(Dataset listings of figures)
◇ ◇ ◇
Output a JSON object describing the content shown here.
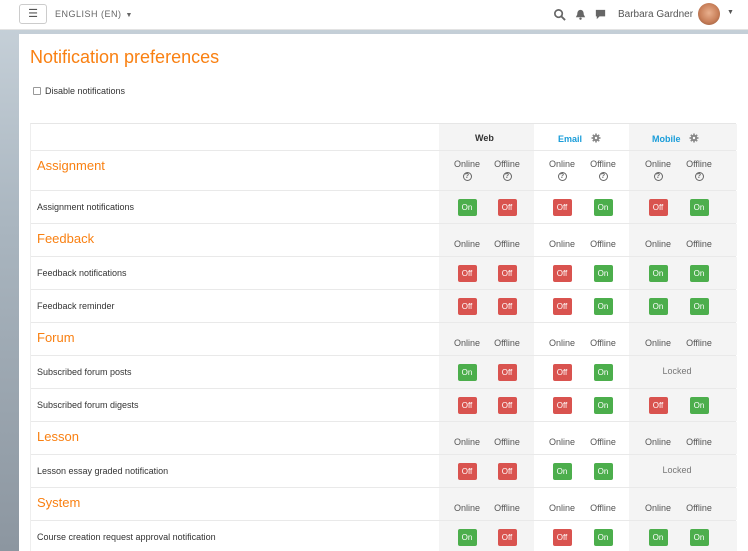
{
  "navbar": {
    "menu_glyph": "☰",
    "language": "ENGLISH (EN)",
    "username": "Barbara Gardner",
    "icons": [
      "search-icon",
      "bell-icon",
      "message-icon",
      "avatar"
    ]
  },
  "page": {
    "title": "Notification preferences",
    "disable_label": "Disable notifications"
  },
  "columns": {
    "web": "Web",
    "email": "Email",
    "mobile": "Mobile",
    "online": "Online",
    "offline": "Offline",
    "help_glyph": "?"
  },
  "colors": {
    "brand": "#f98012",
    "link": "#1a9dd9",
    "on": "#4cae4c",
    "off": "#d9534f"
  },
  "groups": [
    {
      "title": "Assignment",
      "show_help": true,
      "items": [
        {
          "label": "Assignment notifications",
          "values": [
            "On",
            "Off",
            "Off",
            "On",
            "Off",
            "On"
          ]
        }
      ]
    },
    {
      "title": "Feedback",
      "show_help": false,
      "items": [
        {
          "label": "Feedback notifications",
          "values": [
            "Off",
            "Off",
            "Off",
            "On",
            "On",
            "On"
          ]
        },
        {
          "label": "Feedback reminder",
          "values": [
            "Off",
            "Off",
            "Off",
            "On",
            "On",
            "On"
          ]
        }
      ]
    },
    {
      "title": "Forum",
      "show_help": false,
      "items": [
        {
          "label": "Subscribed forum posts",
          "values": [
            "On",
            "Off",
            "Off",
            "On"
          ],
          "mobile_locked": "Locked"
        },
        {
          "label": "Subscribed forum digests",
          "values": [
            "Off",
            "Off",
            "Off",
            "On",
            "Off",
            "On"
          ]
        }
      ]
    },
    {
      "title": "Lesson",
      "show_help": false,
      "items": [
        {
          "label": "Lesson essay graded notification",
          "values": [
            "Off",
            "Off",
            "On",
            "On"
          ],
          "mobile_locked": "Locked"
        }
      ]
    },
    {
      "title": "System",
      "show_help": false,
      "items": [
        {
          "label": "Course creation request approval notification",
          "values": [
            "On",
            "Off",
            "Off",
            "On",
            "On",
            "On"
          ]
        }
      ]
    }
  ]
}
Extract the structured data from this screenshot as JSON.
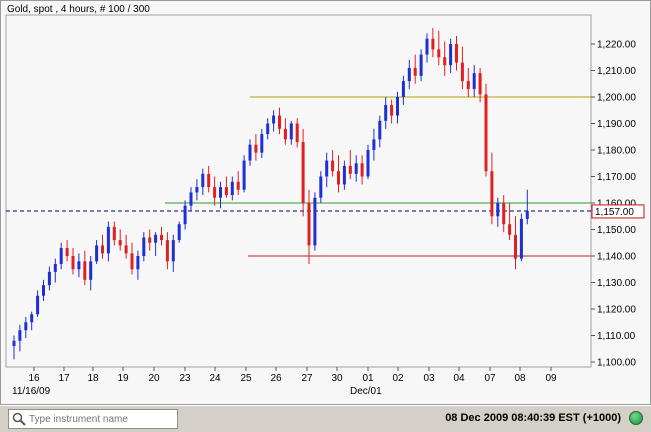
{
  "title": "Gold, spot , 4 hours, # 100 / 300",
  "search": {
    "placeholder": "Type instrument name",
    "value": ""
  },
  "status": {
    "clock": "08 Dec 2009 08:40:39  EST (+1000)"
  },
  "colors": {
    "up": "#1f2fd6",
    "down": "#e02020",
    "background": "#f7f7f7",
    "price_line": "#00007f"
  },
  "icons": {
    "search": "search-icon",
    "connection": "connection-status-icon"
  },
  "chart_data": {
    "type": "candlestick",
    "instrument": "Gold, spot",
    "timeframe": "4 hours",
    "ylim": [
      1100,
      1230
    ],
    "y_ticks": [
      "1,100.00",
      "1,110.00",
      "1,120.00",
      "1,130.00",
      "1,140.00",
      "1,150.00",
      "1,160.00",
      "1,170.00",
      "1,180.00",
      "1,190.00",
      "1,200.00",
      "1,210.00",
      "1,220.00"
    ],
    "x_ticks": [
      "16",
      "17",
      "18",
      "19",
      "20",
      "23",
      "24",
      "25",
      "26",
      "27",
      "30",
      "01",
      "02",
      "03",
      "04",
      "07",
      "08",
      "09"
    ],
    "x_sub_labels": [
      "11/16/09",
      "Dec/01"
    ],
    "current_price": "1,157.00",
    "grid": false,
    "horizontal_levels": [
      {
        "value": 1200,
        "color": "#b8a000"
      },
      {
        "value": 1160,
        "color": "#2e9b2e"
      },
      {
        "value": 1140,
        "color": "#c02020"
      }
    ],
    "candles": [
      {
        "o": 1106,
        "h": 1110,
        "l": 1101,
        "c": 1108
      },
      {
        "o": 1108,
        "h": 1114,
        "l": 1104,
        "c": 1112
      },
      {
        "o": 1112,
        "h": 1117,
        "l": 1109,
        "c": 1115
      },
      {
        "o": 1115,
        "h": 1119,
        "l": 1112,
        "c": 1118
      },
      {
        "o": 1118,
        "h": 1127,
        "l": 1117,
        "c": 1125
      },
      {
        "o": 1125,
        "h": 1131,
        "l": 1123,
        "c": 1129
      },
      {
        "o": 1129,
        "h": 1136,
        "l": 1127,
        "c": 1134
      },
      {
        "o": 1134,
        "h": 1139,
        "l": 1130,
        "c": 1137
      },
      {
        "o": 1137,
        "h": 1145,
        "l": 1135,
        "c": 1143
      },
      {
        "o": 1143,
        "h": 1146,
        "l": 1138,
        "c": 1140
      },
      {
        "o": 1140,
        "h": 1143,
        "l": 1133,
        "c": 1135
      },
      {
        "o": 1135,
        "h": 1141,
        "l": 1132,
        "c": 1138
      },
      {
        "o": 1138,
        "h": 1142,
        "l": 1129,
        "c": 1131
      },
      {
        "o": 1131,
        "h": 1140,
        "l": 1127,
        "c": 1138
      },
      {
        "o": 1138,
        "h": 1146,
        "l": 1137,
        "c": 1144
      },
      {
        "o": 1144,
        "h": 1148,
        "l": 1139,
        "c": 1141
      },
      {
        "o": 1141,
        "h": 1153,
        "l": 1138,
        "c": 1151
      },
      {
        "o": 1151,
        "h": 1153,
        "l": 1144,
        "c": 1146
      },
      {
        "o": 1146,
        "h": 1150,
        "l": 1142,
        "c": 1144
      },
      {
        "o": 1144,
        "h": 1148,
        "l": 1139,
        "c": 1141
      },
      {
        "o": 1141,
        "h": 1145,
        "l": 1133,
        "c": 1135
      },
      {
        "o": 1135,
        "h": 1142,
        "l": 1131,
        "c": 1140
      },
      {
        "o": 1140,
        "h": 1149,
        "l": 1138,
        "c": 1147
      },
      {
        "o": 1147,
        "h": 1150,
        "l": 1142,
        "c": 1145
      },
      {
        "o": 1145,
        "h": 1149,
        "l": 1140,
        "c": 1148
      },
      {
        "o": 1148,
        "h": 1151,
        "l": 1144,
        "c": 1146
      },
      {
        "o": 1146,
        "h": 1149,
        "l": 1135,
        "c": 1138
      },
      {
        "o": 1138,
        "h": 1148,
        "l": 1134,
        "c": 1146
      },
      {
        "o": 1146,
        "h": 1153,
        "l": 1145,
        "c": 1152
      },
      {
        "o": 1152,
        "h": 1161,
        "l": 1150,
        "c": 1159
      },
      {
        "o": 1159,
        "h": 1166,
        "l": 1157,
        "c": 1164
      },
      {
        "o": 1164,
        "h": 1169,
        "l": 1161,
        "c": 1166
      },
      {
        "o": 1166,
        "h": 1173,
        "l": 1163,
        "c": 1171
      },
      {
        "o": 1171,
        "h": 1174,
        "l": 1164,
        "c": 1166
      },
      {
        "o": 1166,
        "h": 1170,
        "l": 1159,
        "c": 1162
      },
      {
        "o": 1162,
        "h": 1168,
        "l": 1158,
        "c": 1166
      },
      {
        "o": 1166,
        "h": 1170,
        "l": 1162,
        "c": 1163
      },
      {
        "o": 1163,
        "h": 1170,
        "l": 1161,
        "c": 1168
      },
      {
        "o": 1168,
        "h": 1172,
        "l": 1163,
        "c": 1165
      },
      {
        "o": 1165,
        "h": 1178,
        "l": 1164,
        "c": 1176
      },
      {
        "o": 1176,
        "h": 1184,
        "l": 1174,
        "c": 1182
      },
      {
        "o": 1182,
        "h": 1186,
        "l": 1176,
        "c": 1179
      },
      {
        "o": 1179,
        "h": 1188,
        "l": 1177,
        "c": 1186
      },
      {
        "o": 1186,
        "h": 1192,
        "l": 1184,
        "c": 1190
      },
      {
        "o": 1190,
        "h": 1195,
        "l": 1187,
        "c": 1193
      },
      {
        "o": 1193,
        "h": 1196,
        "l": 1186,
        "c": 1188
      },
      {
        "o": 1188,
        "h": 1192,
        "l": 1182,
        "c": 1184
      },
      {
        "o": 1184,
        "h": 1191,
        "l": 1182,
        "c": 1190
      },
      {
        "o": 1190,
        "h": 1192,
        "l": 1181,
        "c": 1183
      },
      {
        "o": 1183,
        "h": 1188,
        "l": 1155,
        "c": 1160
      },
      {
        "o": 1160,
        "h": 1165,
        "l": 1137,
        "c": 1144
      },
      {
        "o": 1144,
        "h": 1164,
        "l": 1142,
        "c": 1162
      },
      {
        "o": 1162,
        "h": 1172,
        "l": 1160,
        "c": 1170
      },
      {
        "o": 1170,
        "h": 1179,
        "l": 1166,
        "c": 1176
      },
      {
        "o": 1176,
        "h": 1180,
        "l": 1170,
        "c": 1172
      },
      {
        "o": 1172,
        "h": 1178,
        "l": 1164,
        "c": 1167
      },
      {
        "o": 1167,
        "h": 1176,
        "l": 1165,
        "c": 1174
      },
      {
        "o": 1174,
        "h": 1180,
        "l": 1169,
        "c": 1171
      },
      {
        "o": 1171,
        "h": 1178,
        "l": 1168,
        "c": 1175
      },
      {
        "o": 1175,
        "h": 1178,
        "l": 1167,
        "c": 1170
      },
      {
        "o": 1170,
        "h": 1182,
        "l": 1169,
        "c": 1180
      },
      {
        "o": 1180,
        "h": 1188,
        "l": 1176,
        "c": 1184
      },
      {
        "o": 1184,
        "h": 1193,
        "l": 1181,
        "c": 1191
      },
      {
        "o": 1191,
        "h": 1200,
        "l": 1188,
        "c": 1197
      },
      {
        "o": 1197,
        "h": 1199,
        "l": 1190,
        "c": 1193
      },
      {
        "o": 1193,
        "h": 1202,
        "l": 1190,
        "c": 1200
      },
      {
        "o": 1200,
        "h": 1208,
        "l": 1197,
        "c": 1206
      },
      {
        "o": 1206,
        "h": 1214,
        "l": 1203,
        "c": 1211
      },
      {
        "o": 1211,
        "h": 1216,
        "l": 1205,
        "c": 1208
      },
      {
        "o": 1208,
        "h": 1218,
        "l": 1206,
        "c": 1216
      },
      {
        "o": 1216,
        "h": 1224,
        "l": 1213,
        "c": 1222
      },
      {
        "o": 1222,
        "h": 1226,
        "l": 1215,
        "c": 1218
      },
      {
        "o": 1218,
        "h": 1225,
        "l": 1212,
        "c": 1215
      },
      {
        "o": 1215,
        "h": 1221,
        "l": 1208,
        "c": 1212
      },
      {
        "o": 1212,
        "h": 1222,
        "l": 1209,
        "c": 1220
      },
      {
        "o": 1220,
        "h": 1223,
        "l": 1210,
        "c": 1213
      },
      {
        "o": 1213,
        "h": 1219,
        "l": 1203,
        "c": 1206
      },
      {
        "o": 1206,
        "h": 1211,
        "l": 1200,
        "c": 1203
      },
      {
        "o": 1203,
        "h": 1212,
        "l": 1200,
        "c": 1209
      },
      {
        "o": 1209,
        "h": 1211,
        "l": 1198,
        "c": 1201
      },
      {
        "o": 1201,
        "h": 1205,
        "l": 1170,
        "c": 1172
      },
      {
        "o": 1172,
        "h": 1179,
        "l": 1152,
        "c": 1155
      },
      {
        "o": 1155,
        "h": 1162,
        "l": 1151,
        "c": 1160
      },
      {
        "o": 1160,
        "h": 1163,
        "l": 1149,
        "c": 1152
      },
      {
        "o": 1152,
        "h": 1160,
        "l": 1146,
        "c": 1148
      },
      {
        "o": 1148,
        "h": 1155,
        "l": 1135,
        "c": 1139
      },
      {
        "o": 1139,
        "h": 1156,
        "l": 1138,
        "c": 1154
      },
      {
        "o": 1154,
        "h": 1165,
        "l": 1152,
        "c": 1157
      }
    ]
  }
}
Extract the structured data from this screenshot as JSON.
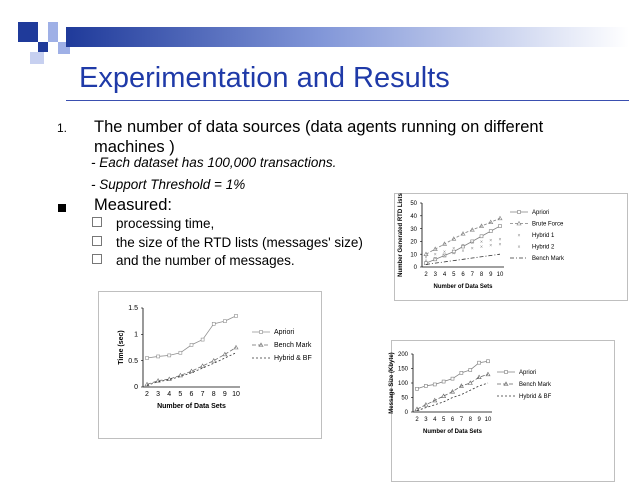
{
  "slide": {
    "title": "Experimentation and Results",
    "item1": {
      "number": "1.",
      "text": "The number of data sources (data agents running on different machines )",
      "details": [
        "- Each dataset has 100,000 transactions.",
        "- Support Threshold = 1%"
      ]
    },
    "measured": {
      "label": "Measured:",
      "items": [
        "processing time,",
        "the size of the RTD lists (messages' size)",
        "and the number of messages."
      ]
    }
  },
  "chart_data": [
    {
      "type": "line",
      "title": "",
      "xlabel": "Number of Data Sets",
      "ylabel": "Number Generated RTD Lists",
      "x": [
        2,
        3,
        4,
        5,
        6,
        7,
        8,
        9,
        10
      ],
      "ylim": [
        0,
        50
      ],
      "yticks": [
        0,
        10,
        20,
        30,
        40,
        50
      ],
      "legend_position": "right",
      "series": [
        {
          "name": "Apriori",
          "values": [
            3,
            6,
            9,
            12,
            16,
            20,
            24,
            28,
            32
          ],
          "color": "#808080"
        },
        {
          "name": "Brute Force",
          "values": [
            10,
            14,
            18,
            22,
            26,
            29,
            32,
            35,
            38
          ],
          "color": "#808080"
        },
        {
          "name": "Hybrid 1",
          "values": [
            8,
            10,
            12,
            15,
            17,
            19,
            20,
            21,
            22
          ],
          "color": "#808080"
        },
        {
          "name": "Hybrid 2",
          "values": [
            5,
            7,
            9,
            11,
            13,
            15,
            16,
            17,
            18
          ],
          "color": "#808080"
        },
        {
          "name": "Bench Mark",
          "values": [
            2,
            3,
            4,
            5,
            6,
            7,
            8,
            9,
            10
          ],
          "color": "#333333"
        }
      ]
    },
    {
      "type": "line",
      "title": "",
      "xlabel": "Number of Data Sets",
      "ylabel": "Time (sec)",
      "x": [
        2,
        3,
        4,
        5,
        6,
        7,
        8,
        9,
        10
      ],
      "ylim": [
        0,
        1.5
      ],
      "yticks": [
        "0",
        "0.5",
        "1",
        "1.5"
      ],
      "legend_position": "right",
      "series": [
        {
          "name": "Apriori",
          "values": [
            0.55,
            0.58,
            0.6,
            0.65,
            0.8,
            0.9,
            1.2,
            1.25,
            1.35
          ],
          "color": "#909090"
        },
        {
          "name": "Bench Mark",
          "values": [
            0.05,
            0.12,
            0.15,
            0.22,
            0.3,
            0.4,
            0.5,
            0.62,
            0.75
          ],
          "color": "#707070"
        },
        {
          "name": "Hybrid & BF",
          "values": [
            0.03,
            0.1,
            0.14,
            0.2,
            0.27,
            0.36,
            0.45,
            0.55,
            0.65
          ],
          "color": "#333333"
        }
      ]
    },
    {
      "type": "line",
      "title": "",
      "xlabel": "Number of Data Sets",
      "ylabel": "Message Size (Kbyte)",
      "x": [
        2,
        3,
        4,
        5,
        6,
        7,
        8,
        9,
        10
      ],
      "ylim": [
        0,
        200
      ],
      "yticks": [
        0,
        50,
        100,
        150,
        200
      ],
      "legend_position": "right",
      "series": [
        {
          "name": "Apriori",
          "values": [
            80,
            90,
            95,
            105,
            115,
            135,
            145,
            170,
            175
          ],
          "color": "#808080"
        },
        {
          "name": "Bench Mark",
          "values": [
            10,
            25,
            40,
            55,
            70,
            90,
            100,
            120,
            130
          ],
          "color": "#666666"
        },
        {
          "name": "Hybrid & BF",
          "values": [
            5,
            15,
            25,
            35,
            50,
            60,
            75,
            90,
            100
          ],
          "color": "#333333"
        }
      ]
    }
  ]
}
◇ ◇ ◇
## Written exercise
For each line above that contains the word "search", copy that line.

## Output
      "search-icon",
  "search": {
    "search": "search-icon",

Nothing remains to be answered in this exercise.